**WHAT TO WORK ON**
Search the records for "this". Copy every line where it appears.

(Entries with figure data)
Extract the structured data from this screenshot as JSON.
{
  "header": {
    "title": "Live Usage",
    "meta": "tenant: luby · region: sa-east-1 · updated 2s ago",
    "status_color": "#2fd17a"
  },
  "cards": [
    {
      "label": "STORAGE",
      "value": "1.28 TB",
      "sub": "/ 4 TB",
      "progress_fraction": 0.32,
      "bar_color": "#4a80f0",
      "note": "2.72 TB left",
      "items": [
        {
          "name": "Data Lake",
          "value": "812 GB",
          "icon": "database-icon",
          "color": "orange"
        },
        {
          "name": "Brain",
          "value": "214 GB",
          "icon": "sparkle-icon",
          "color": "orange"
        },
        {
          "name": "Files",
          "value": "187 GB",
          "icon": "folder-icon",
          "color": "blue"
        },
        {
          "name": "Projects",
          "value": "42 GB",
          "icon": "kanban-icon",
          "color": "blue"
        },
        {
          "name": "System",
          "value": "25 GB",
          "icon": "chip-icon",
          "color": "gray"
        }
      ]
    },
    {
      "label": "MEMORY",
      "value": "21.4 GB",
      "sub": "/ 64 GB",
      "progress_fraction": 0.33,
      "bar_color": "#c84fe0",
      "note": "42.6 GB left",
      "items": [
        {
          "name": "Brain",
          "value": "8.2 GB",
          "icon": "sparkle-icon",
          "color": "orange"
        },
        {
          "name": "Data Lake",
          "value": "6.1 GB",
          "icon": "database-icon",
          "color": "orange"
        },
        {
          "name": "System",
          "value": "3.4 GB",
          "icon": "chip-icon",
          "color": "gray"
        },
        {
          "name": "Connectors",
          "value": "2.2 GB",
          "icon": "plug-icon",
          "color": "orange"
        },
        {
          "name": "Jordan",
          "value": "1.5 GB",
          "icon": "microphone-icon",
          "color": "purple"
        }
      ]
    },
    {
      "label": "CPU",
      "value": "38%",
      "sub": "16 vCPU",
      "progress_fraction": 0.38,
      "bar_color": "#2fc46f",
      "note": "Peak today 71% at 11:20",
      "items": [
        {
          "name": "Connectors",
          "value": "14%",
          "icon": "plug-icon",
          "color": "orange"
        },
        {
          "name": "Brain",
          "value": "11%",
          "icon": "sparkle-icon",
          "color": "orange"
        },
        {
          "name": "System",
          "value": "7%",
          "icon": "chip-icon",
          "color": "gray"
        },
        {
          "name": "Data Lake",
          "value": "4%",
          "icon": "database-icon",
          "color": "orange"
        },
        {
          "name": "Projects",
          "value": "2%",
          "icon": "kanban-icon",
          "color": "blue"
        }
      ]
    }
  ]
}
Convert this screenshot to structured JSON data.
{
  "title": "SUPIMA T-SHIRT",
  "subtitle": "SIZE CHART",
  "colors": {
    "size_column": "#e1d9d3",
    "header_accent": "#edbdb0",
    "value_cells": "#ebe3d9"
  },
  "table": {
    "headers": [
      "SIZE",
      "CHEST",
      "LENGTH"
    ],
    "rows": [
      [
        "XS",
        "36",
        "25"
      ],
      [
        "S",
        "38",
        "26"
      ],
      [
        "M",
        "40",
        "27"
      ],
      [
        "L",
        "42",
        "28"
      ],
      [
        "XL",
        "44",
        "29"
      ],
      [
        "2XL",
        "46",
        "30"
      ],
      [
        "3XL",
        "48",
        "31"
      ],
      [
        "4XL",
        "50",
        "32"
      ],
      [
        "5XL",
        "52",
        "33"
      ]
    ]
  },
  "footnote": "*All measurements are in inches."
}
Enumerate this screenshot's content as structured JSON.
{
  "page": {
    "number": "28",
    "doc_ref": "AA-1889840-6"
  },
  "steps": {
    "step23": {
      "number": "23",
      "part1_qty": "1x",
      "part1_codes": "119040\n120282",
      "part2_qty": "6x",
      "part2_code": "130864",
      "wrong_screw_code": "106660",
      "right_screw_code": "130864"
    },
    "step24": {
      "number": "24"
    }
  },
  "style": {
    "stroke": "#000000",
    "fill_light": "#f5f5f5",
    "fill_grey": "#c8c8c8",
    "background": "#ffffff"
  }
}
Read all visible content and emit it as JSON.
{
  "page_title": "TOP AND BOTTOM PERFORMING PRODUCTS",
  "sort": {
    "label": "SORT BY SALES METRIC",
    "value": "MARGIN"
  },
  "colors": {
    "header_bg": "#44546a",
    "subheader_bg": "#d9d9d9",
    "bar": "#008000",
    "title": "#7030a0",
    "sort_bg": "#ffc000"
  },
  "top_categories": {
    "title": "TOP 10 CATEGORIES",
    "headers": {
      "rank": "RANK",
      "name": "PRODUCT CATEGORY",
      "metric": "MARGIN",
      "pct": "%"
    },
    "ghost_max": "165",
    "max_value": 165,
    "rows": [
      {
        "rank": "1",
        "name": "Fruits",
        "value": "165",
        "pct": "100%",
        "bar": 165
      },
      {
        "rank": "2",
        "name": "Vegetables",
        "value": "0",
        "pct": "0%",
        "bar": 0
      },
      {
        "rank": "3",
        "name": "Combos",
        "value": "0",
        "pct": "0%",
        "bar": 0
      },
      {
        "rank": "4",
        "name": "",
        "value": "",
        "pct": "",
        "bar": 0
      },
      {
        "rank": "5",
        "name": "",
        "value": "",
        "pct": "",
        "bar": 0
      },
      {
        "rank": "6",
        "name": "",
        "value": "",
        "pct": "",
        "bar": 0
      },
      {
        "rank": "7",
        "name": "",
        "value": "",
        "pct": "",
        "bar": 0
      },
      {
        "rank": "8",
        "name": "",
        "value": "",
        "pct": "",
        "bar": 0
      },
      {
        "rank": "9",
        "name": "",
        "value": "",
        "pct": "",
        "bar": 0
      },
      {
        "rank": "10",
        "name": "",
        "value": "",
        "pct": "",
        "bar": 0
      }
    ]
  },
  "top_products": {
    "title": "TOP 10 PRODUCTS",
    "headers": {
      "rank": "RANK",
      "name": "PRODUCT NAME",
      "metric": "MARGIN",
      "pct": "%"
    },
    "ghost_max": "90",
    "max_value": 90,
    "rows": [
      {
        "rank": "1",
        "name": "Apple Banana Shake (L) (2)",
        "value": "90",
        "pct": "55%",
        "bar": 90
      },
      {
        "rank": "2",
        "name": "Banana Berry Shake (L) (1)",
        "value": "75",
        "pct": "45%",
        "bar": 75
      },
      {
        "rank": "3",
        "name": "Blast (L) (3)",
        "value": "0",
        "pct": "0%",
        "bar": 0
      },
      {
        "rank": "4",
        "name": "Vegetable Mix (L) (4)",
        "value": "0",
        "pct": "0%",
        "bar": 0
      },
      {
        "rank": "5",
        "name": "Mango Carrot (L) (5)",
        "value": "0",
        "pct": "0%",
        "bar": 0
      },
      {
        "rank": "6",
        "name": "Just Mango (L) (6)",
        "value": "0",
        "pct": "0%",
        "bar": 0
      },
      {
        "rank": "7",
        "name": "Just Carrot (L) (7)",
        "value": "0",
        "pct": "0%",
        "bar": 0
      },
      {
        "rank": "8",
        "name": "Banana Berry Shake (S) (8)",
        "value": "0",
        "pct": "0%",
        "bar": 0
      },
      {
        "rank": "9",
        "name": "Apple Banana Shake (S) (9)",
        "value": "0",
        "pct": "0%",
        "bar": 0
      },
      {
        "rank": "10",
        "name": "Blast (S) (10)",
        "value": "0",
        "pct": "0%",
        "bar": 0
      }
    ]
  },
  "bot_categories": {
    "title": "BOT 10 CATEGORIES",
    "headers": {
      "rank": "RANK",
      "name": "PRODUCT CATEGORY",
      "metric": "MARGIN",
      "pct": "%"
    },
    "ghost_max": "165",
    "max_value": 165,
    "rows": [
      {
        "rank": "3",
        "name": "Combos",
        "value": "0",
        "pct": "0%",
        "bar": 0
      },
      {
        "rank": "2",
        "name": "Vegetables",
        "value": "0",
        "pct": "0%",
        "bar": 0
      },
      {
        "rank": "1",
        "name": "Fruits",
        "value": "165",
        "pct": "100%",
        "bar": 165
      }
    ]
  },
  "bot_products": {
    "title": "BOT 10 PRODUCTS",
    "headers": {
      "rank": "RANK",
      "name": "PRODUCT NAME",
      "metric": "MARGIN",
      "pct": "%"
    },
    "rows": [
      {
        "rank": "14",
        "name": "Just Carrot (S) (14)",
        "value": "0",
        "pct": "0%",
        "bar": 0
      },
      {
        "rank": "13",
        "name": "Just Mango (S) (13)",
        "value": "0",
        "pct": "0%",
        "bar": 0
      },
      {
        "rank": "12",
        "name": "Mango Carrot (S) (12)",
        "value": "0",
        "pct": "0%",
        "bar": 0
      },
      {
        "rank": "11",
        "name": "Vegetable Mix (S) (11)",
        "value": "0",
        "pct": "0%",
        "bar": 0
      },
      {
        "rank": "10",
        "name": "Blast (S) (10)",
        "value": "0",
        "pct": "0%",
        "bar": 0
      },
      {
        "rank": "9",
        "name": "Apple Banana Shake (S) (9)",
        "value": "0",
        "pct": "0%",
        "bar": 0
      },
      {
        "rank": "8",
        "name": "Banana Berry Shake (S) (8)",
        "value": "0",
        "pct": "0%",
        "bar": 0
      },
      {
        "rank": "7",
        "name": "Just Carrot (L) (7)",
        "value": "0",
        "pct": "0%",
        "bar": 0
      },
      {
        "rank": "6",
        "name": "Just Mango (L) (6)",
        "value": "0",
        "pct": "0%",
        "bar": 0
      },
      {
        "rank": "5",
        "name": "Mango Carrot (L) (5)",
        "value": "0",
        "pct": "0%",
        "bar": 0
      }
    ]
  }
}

**WRITTEN SOLUTION**
Extract the structured data from this screenshot as JSON.
Convert this screenshot to structured JSON data.
Enumerate this screenshot's content as structured JSON.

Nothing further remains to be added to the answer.